**PROBLEM**
Find each line with "work" and copy it.
■ ■ ■ ■ ■
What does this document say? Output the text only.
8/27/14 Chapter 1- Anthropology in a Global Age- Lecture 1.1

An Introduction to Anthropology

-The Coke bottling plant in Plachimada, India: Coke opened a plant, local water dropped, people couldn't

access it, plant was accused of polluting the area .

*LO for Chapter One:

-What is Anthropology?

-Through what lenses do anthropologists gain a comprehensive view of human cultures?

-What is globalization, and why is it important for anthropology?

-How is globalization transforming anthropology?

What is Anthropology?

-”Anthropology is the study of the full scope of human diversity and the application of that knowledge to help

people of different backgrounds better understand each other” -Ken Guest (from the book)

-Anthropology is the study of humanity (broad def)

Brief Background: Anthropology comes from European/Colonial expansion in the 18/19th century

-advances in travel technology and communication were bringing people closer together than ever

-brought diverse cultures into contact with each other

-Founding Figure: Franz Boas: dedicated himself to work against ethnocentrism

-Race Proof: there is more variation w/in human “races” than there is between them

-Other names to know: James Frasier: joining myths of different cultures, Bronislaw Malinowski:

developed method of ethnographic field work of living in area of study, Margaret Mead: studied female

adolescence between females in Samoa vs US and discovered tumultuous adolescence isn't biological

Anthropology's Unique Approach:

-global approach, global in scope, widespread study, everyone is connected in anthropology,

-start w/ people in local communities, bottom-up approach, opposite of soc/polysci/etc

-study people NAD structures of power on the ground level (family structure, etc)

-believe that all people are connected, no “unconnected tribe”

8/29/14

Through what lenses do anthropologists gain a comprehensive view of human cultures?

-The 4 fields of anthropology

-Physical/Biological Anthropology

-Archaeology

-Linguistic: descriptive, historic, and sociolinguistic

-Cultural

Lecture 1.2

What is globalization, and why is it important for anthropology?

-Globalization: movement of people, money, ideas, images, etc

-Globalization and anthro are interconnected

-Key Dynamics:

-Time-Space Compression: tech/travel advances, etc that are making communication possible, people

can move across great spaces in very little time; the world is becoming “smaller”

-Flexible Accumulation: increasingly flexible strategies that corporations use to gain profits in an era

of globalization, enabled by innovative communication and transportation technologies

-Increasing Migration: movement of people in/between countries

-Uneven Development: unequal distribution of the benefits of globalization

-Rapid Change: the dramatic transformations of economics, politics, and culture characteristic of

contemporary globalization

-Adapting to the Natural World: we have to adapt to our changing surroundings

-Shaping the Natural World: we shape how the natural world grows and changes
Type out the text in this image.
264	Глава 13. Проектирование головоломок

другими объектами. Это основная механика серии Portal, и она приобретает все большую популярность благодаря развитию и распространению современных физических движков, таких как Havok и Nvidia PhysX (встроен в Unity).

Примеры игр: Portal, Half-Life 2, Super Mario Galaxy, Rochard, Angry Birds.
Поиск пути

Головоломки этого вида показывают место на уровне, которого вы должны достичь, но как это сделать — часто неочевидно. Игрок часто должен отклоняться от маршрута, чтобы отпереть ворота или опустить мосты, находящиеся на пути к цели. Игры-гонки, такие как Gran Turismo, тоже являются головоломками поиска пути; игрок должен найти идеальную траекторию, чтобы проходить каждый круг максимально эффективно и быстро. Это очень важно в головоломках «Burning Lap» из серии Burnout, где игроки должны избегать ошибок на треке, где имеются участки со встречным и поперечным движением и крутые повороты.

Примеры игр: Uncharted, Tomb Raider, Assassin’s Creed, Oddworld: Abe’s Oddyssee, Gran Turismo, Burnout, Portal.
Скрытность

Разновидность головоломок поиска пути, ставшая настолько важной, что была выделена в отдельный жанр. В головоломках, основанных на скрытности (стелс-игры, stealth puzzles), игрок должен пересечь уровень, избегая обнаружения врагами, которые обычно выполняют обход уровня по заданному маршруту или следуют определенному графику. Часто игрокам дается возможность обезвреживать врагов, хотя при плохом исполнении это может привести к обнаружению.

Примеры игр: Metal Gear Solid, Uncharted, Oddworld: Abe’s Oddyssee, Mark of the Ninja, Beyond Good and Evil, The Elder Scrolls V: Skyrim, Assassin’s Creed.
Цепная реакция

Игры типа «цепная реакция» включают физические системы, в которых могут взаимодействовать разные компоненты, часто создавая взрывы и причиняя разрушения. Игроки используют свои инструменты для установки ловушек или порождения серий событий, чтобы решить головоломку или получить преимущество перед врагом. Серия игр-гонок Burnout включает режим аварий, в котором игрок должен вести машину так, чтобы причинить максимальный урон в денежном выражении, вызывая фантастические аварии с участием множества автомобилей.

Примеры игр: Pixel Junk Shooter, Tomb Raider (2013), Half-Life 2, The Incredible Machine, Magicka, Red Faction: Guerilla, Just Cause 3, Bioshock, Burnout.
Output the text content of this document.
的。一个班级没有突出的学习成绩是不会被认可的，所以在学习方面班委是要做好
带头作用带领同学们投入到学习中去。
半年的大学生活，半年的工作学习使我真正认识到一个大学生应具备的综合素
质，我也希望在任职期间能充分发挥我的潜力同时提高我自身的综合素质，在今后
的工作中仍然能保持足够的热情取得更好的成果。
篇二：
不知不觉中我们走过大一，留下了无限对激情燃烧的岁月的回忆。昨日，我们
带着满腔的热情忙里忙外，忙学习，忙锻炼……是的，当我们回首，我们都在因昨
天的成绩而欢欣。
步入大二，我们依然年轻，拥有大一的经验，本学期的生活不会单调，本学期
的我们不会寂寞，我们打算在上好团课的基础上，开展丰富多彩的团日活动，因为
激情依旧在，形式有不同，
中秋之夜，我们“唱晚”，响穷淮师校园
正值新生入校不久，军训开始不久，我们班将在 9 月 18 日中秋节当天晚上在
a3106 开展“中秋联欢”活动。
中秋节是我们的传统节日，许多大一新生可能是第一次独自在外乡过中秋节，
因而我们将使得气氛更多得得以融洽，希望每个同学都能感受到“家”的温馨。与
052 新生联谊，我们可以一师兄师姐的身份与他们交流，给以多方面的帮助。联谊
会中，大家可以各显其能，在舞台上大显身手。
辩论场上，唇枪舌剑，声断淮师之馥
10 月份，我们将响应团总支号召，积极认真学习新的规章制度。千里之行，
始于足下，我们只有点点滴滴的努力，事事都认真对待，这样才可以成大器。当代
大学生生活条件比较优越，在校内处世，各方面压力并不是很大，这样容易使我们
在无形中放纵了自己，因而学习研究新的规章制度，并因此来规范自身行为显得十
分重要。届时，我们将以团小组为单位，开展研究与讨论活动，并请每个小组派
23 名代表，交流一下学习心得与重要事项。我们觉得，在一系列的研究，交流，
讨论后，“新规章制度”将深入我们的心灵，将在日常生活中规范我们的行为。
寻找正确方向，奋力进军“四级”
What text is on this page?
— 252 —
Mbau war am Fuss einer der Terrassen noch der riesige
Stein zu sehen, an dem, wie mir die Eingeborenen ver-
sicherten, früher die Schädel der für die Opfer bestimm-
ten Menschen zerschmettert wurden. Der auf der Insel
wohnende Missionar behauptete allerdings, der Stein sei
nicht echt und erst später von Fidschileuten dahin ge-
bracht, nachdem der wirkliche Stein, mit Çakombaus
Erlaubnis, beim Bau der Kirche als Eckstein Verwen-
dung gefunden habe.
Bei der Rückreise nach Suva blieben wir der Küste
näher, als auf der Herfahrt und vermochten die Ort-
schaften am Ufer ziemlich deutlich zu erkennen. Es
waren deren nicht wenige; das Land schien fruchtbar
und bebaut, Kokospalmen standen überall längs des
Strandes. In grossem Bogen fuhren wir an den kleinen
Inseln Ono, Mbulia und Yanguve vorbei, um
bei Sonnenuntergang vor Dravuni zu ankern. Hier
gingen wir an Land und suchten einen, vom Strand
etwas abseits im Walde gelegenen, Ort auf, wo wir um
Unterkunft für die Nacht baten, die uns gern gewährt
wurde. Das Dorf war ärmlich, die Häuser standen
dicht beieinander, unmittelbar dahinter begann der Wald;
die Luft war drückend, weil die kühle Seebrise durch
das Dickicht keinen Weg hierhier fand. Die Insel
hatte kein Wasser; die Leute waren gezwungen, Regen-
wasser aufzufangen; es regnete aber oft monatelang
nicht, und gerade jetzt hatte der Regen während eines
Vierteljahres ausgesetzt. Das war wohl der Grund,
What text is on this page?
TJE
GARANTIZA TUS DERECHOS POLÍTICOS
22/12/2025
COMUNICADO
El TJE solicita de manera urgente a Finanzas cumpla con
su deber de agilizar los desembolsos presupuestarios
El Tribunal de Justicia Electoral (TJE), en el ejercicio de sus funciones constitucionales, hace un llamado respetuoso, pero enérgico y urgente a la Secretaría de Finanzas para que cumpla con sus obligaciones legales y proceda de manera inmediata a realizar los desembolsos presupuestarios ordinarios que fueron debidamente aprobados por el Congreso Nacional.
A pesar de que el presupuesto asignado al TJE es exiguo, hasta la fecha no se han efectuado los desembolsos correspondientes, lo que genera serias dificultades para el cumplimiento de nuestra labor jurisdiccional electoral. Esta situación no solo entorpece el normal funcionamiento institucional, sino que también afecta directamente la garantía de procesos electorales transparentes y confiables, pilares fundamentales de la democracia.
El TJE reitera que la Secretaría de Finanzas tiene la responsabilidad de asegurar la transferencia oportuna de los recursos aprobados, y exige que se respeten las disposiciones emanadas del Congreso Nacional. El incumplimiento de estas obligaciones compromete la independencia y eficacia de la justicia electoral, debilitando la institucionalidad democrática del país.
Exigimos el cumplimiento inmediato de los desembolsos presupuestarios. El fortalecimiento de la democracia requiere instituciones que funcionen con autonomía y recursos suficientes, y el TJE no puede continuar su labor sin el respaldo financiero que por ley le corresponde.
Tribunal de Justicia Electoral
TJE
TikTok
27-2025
■ ■ ■ ■ ■
**RESULT**
-Founding Figure: Franz Boas: dedicated himself to work against ethnocentrism
developed method of ethnographic field work of living in area of study, Margaret Mead: studied female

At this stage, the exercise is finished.